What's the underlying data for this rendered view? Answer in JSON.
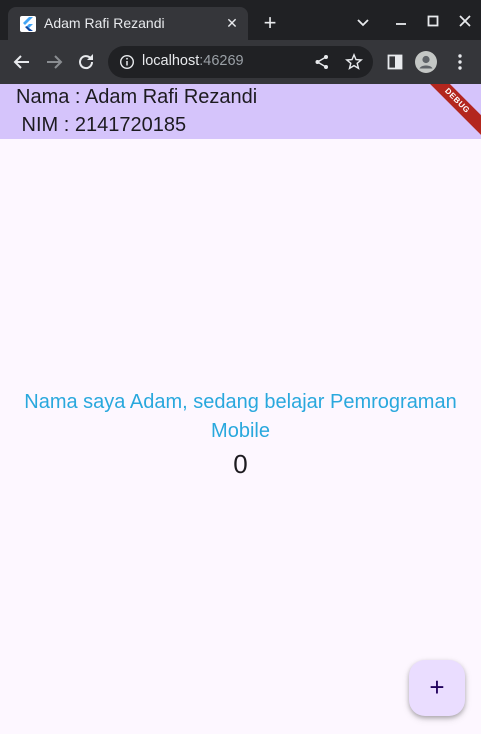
{
  "browser": {
    "tab": {
      "title": "Adam Rafi Rezandi",
      "close_glyph": "✕"
    },
    "new_tab_glyph": "+",
    "url": {
      "host": "localhost",
      "port": ":46269"
    },
    "icons": {
      "favicon": "flutter-logo-icon",
      "info": "info-icon",
      "share": "share-icon",
      "star": "bookmark-star-icon",
      "side_panel": "side-panel-icon",
      "profile": "profile-icon",
      "menu": "kebab-menu-icon",
      "back": "back-arrow-icon",
      "forward": "forward-arrow-icon",
      "reload": "reload-icon",
      "tab_search": "chevron-down-icon",
      "minimize": "minimize-icon",
      "maximize": "maximize-icon",
      "close": "close-icon"
    }
  },
  "app": {
    "appbar": {
      "line1": "Nama : Adam Rafi Rezandi",
      "line2": " NIM : 2141720185"
    },
    "debug_banner": "DEBUG",
    "body_text": "Nama saya Adam, sedang belajar Pemrograman Mobile",
    "counter": "0",
    "fab_label": "+",
    "colors": {
      "appbar": "#d5c4fb",
      "background": "#fdf7ff",
      "body_text": "#29a8dd",
      "fab": "#eaddff",
      "debug_banner": "#b3261e"
    }
  }
}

--

* Set problem *
Find the word "Rafi" in the records and pull out each line that has it.

* Worked answer *
      "title": "Adam Rafi Rezandi",
      "line1": "Nama : Adam Rafi Rezandi",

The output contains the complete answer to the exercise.